> _GIVEN TASK_
Select all lines in the records that include "post".

(Figure record extracts)
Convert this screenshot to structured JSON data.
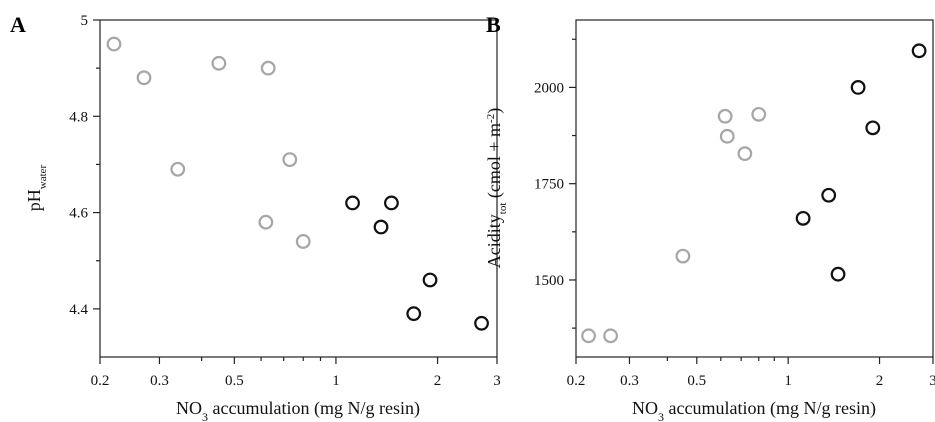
{
  "chart_data": [
    {
      "type": "scatter",
      "panel": "A",
      "xlabel": {
        "pre": "NO",
        "sub": "3",
        "post": " accumulation (mg N/g resin)"
      },
      "ylabel": {
        "pre": "pH",
        "sub": "water",
        "post": ""
      },
      "x_scale": "log",
      "xlim": [
        0.2,
        3
      ],
      "ylim": [
        4.3,
        5.0
      ],
      "xticks": [
        0.2,
        0.3,
        0.5,
        1,
        2,
        3
      ],
      "xtick_labels": [
        "0.2",
        "0.3",
        "0.5",
        "1",
        "2",
        "3"
      ],
      "xminor": [
        0.4,
        0.6,
        0.7,
        0.8,
        0.9
      ],
      "yticks": [
        4.4,
        4.6,
        4.8,
        5.0
      ],
      "ytick_labels": [
        "4.4",
        "4.6",
        "4.8",
        "5"
      ],
      "yminor": [
        4.5,
        4.7,
        4.9
      ],
      "series": [
        {
          "color": "#a6a6a6",
          "points": [
            [
              0.22,
              4.95
            ],
            [
              0.27,
              4.88
            ],
            [
              0.34,
              4.69
            ],
            [
              0.45,
              4.91
            ],
            [
              0.63,
              4.9
            ],
            [
              0.73,
              4.71
            ],
            [
              0.62,
              4.58
            ],
            [
              0.8,
              4.54
            ]
          ]
        },
        {
          "color": "#111111",
          "points": [
            [
              1.12,
              4.62
            ],
            [
              1.36,
              4.57
            ],
            [
              1.46,
              4.62
            ],
            [
              1.9,
              4.46
            ],
            [
              1.7,
              4.39
            ],
            [
              2.7,
              4.37
            ]
          ]
        }
      ]
    },
    {
      "type": "scatter",
      "panel": "B",
      "xlabel": {
        "pre": "NO",
        "sub": "3",
        "post": " accumulation (mg N/g resin)"
      },
      "ylabel": {
        "pre": "Acidity",
        "sub": "tot",
        "post": " (cmol + m",
        "sup": "-2",
        "end": ")"
      },
      "x_scale": "log",
      "xlim": [
        0.2,
        3
      ],
      "ylim": [
        1300,
        2175
      ],
      "xticks": [
        0.2,
        0.3,
        0.5,
        1,
        2,
        3
      ],
      "xtick_labels": [
        "0.2",
        "0.3",
        "0.5",
        "1",
        "2",
        "3"
      ],
      "xminor": [
        0.4,
        0.6,
        0.7,
        0.8,
        0.9
      ],
      "yticks": [
        1500,
        1750,
        2000
      ],
      "ytick_labels": [
        "1500",
        "1750",
        "2000"
      ],
      "yminor": [
        1375,
        1625,
        1875,
        2125
      ],
      "series": [
        {
          "color": "#a6a6a6",
          "points": [
            [
              0.22,
              1355
            ],
            [
              0.26,
              1355
            ],
            [
              0.45,
              1562
            ],
            [
              0.62,
              1925
            ],
            [
              0.63,
              1873
            ],
            [
              0.72,
              1828
            ],
            [
              0.8,
              1930
            ]
          ]
        },
        {
          "color": "#111111",
          "points": [
            [
              1.12,
              1660
            ],
            [
              1.36,
              1720
            ],
            [
              1.46,
              1515
            ],
            [
              1.7,
              2000
            ],
            [
              1.9,
              1895
            ],
            [
              2.7,
              2095
            ]
          ]
        }
      ]
    }
  ]
}
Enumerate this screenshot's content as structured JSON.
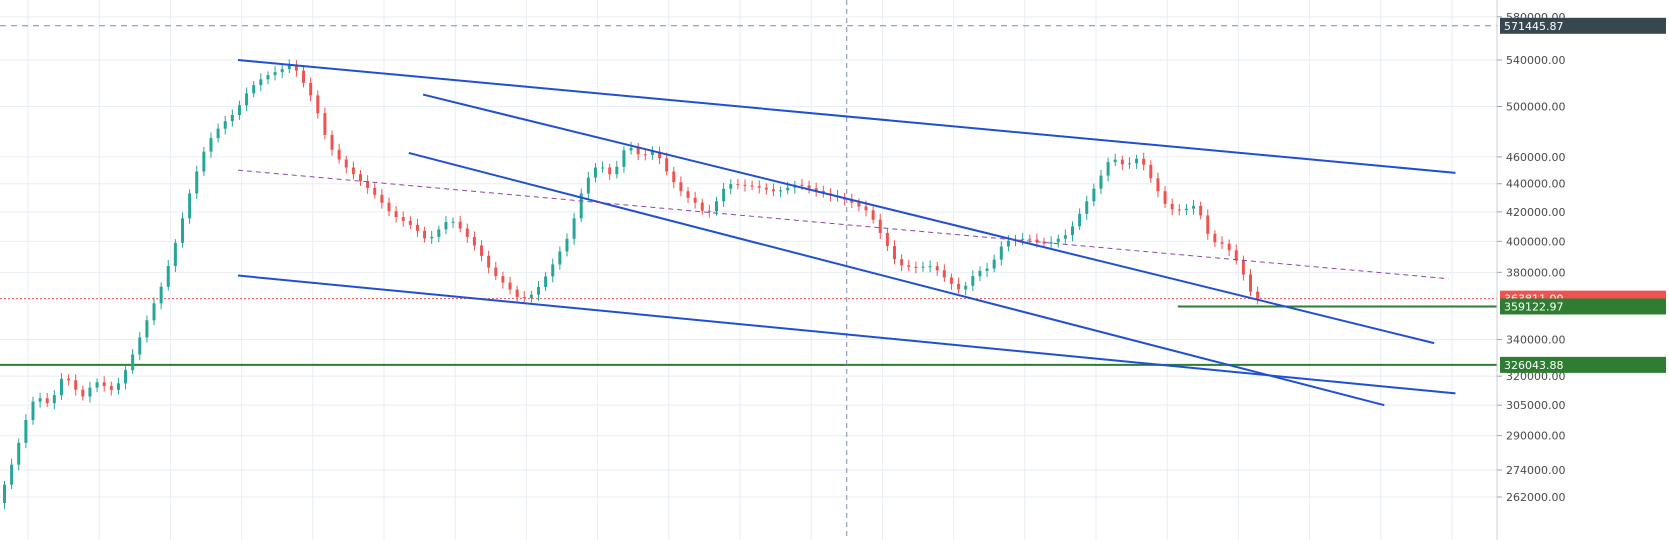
{
  "chart_data": {
    "type": "candlestick",
    "scale": "log",
    "grid": true,
    "ylim": [
      258000,
      590000
    ],
    "y_ticks": [
      {
        "value": 580000,
        "label": "580000.00"
      },
      {
        "value": 540000,
        "label": "540000.00"
      },
      {
        "value": 500000,
        "label": "500000.00"
      },
      {
        "value": 460000,
        "label": "460000.00"
      },
      {
        "value": 440000,
        "label": "440000.00"
      },
      {
        "value": 420000,
        "label": "420000.00"
      },
      {
        "value": 400000,
        "label": "400000.00"
      },
      {
        "value": 380000,
        "label": "380000.00"
      },
      {
        "value": 340000,
        "label": "340000.00"
      },
      {
        "value": 320000,
        "label": "320000.00"
      },
      {
        "value": 305000,
        "label": "305000.00"
      },
      {
        "value": 290000,
        "label": "290000.00"
      },
      {
        "value": 274000,
        "label": "274000.00"
      },
      {
        "value": 262000,
        "label": "262000.00"
      }
    ],
    "price_badges": [
      {
        "value": 571445.87,
        "label": "571445.87",
        "color": "#37474f"
      },
      {
        "value": 363811.0,
        "label": "363811.00",
        "color": "#ef5350"
      },
      {
        "value": 359122.97,
        "label": "359122.97",
        "color": "#2e7d32"
      },
      {
        "value": 326043.88,
        "label": "326043.88",
        "color": "#2e7d32"
      }
    ],
    "horizontal_lines": [
      {
        "value": 571445.87,
        "style": "dashed",
        "color": "#7a8aa8"
      },
      {
        "value": 363811.0,
        "style": "dotted",
        "color": "#ef5350"
      },
      {
        "value": 326043.88,
        "style": "solid",
        "color": "#2e7d32",
        "from": "left-edge"
      },
      {
        "value": 359122.97,
        "style": "solid",
        "color": "#2e7d32",
        "from_bar": 165
      }
    ],
    "path": [
      [
        0,
        262000
      ],
      [
        2,
        280000
      ],
      [
        4,
        302000
      ],
      [
        5,
        310000
      ],
      [
        7,
        305000
      ],
      [
        9,
        322000
      ],
      [
        10,
        315000
      ],
      [
        12,
        308000
      ],
      [
        13,
        318000
      ],
      [
        16,
        312000
      ],
      [
        18,
        326000
      ],
      [
        20,
        345000
      ],
      [
        23,
        375000
      ],
      [
        25,
        405000
      ],
      [
        27,
        440000
      ],
      [
        29,
        470000
      ],
      [
        31,
        485000
      ],
      [
        33,
        495000
      ],
      [
        35,
        515000
      ],
      [
        37,
        525000
      ],
      [
        40,
        533000
      ],
      [
        41,
        537000
      ],
      [
        44,
        505000
      ],
      [
        46,
        470000
      ],
      [
        48,
        455000
      ],
      [
        50,
        445000
      ],
      [
        53,
        430000
      ],
      [
        55,
        418000
      ],
      [
        58,
        410000
      ],
      [
        60,
        400000
      ],
      [
        63,
        415000
      ],
      [
        64,
        412000
      ],
      [
        67,
        395000
      ],
      [
        69,
        380000
      ],
      [
        71,
        372000
      ],
      [
        73,
        363000
      ],
      [
        75,
        367000
      ],
      [
        77,
        380000
      ],
      [
        80,
        405000
      ],
      [
        82,
        440000
      ],
      [
        84,
        455000
      ],
      [
        86,
        445000
      ],
      [
        88,
        470000
      ],
      [
        90,
        460000
      ],
      [
        92,
        465000
      ],
      [
        94,
        445000
      ],
      [
        96,
        432000
      ],
      [
        98,
        425000
      ],
      [
        99,
        418000
      ],
      [
        100,
        422000
      ],
      [
        102,
        440000
      ],
      [
        106,
        438000
      ],
      [
        109,
        434000
      ],
      [
        112,
        440000
      ],
      [
        115,
        434000
      ],
      [
        119,
        428000
      ],
      [
        122,
        420000
      ],
      [
        124,
        402000
      ],
      [
        126,
        385000
      ],
      [
        128,
        383000
      ],
      [
        131,
        384000
      ],
      [
        133,
        375000
      ],
      [
        135,
        368000
      ],
      [
        137,
        380000
      ],
      [
        139,
        383000
      ],
      [
        141,
        400000
      ],
      [
        144,
        402000
      ],
      [
        147,
        398000
      ],
      [
        150,
        405000
      ],
      [
        152,
        422000
      ],
      [
        154,
        440000
      ],
      [
        156,
        460000
      ],
      [
        158,
        453000
      ],
      [
        160,
        460000
      ],
      [
        162,
        440000
      ],
      [
        164,
        422000
      ],
      [
        166,
        421000
      ],
      [
        168,
        425000
      ],
      [
        170,
        400000
      ],
      [
        172,
        398000
      ],
      [
        174,
        385000
      ],
      [
        176,
        363811
      ]
    ]
  },
  "annotations": {
    "trendlines": [
      {
        "from": [
          33,
          540000
        ],
        "to": [
          204,
          448000
        ],
        "color": "#1f4fd6",
        "width": 2
      },
      {
        "from": [
          33,
          378000
        ],
        "to": [
          204,
          311000
        ],
        "color": "#1f4fd6",
        "width": 2
      },
      {
        "from": [
          59,
          510000
        ],
        "to": [
          201,
          338000
        ],
        "color": "#1f4fd6",
        "width": 2
      },
      {
        "from": [
          57,
          463000
        ],
        "to": [
          194,
          305000
        ],
        "color": "#1f4fd6",
        "width": 2
      },
      {
        "from": [
          33,
          450000
        ],
        "to": [
          203,
          376000
        ],
        "color": "#8e44ad",
        "width": 1,
        "dash": "5,4"
      }
    ],
    "crosshair_bar": 118.5
  },
  "colors": {
    "up": "#26a69a",
    "down": "#ef5350",
    "grid": "#e7eef5",
    "axis_text": "#4a4a4a"
  }
}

> _EXERCISE SOLUTION_
        "post": " accumulation (mg N/g resin)"
        "post": ""
        "post": " accumulation (mg N/g resin)"
        "post": " (cmol + m",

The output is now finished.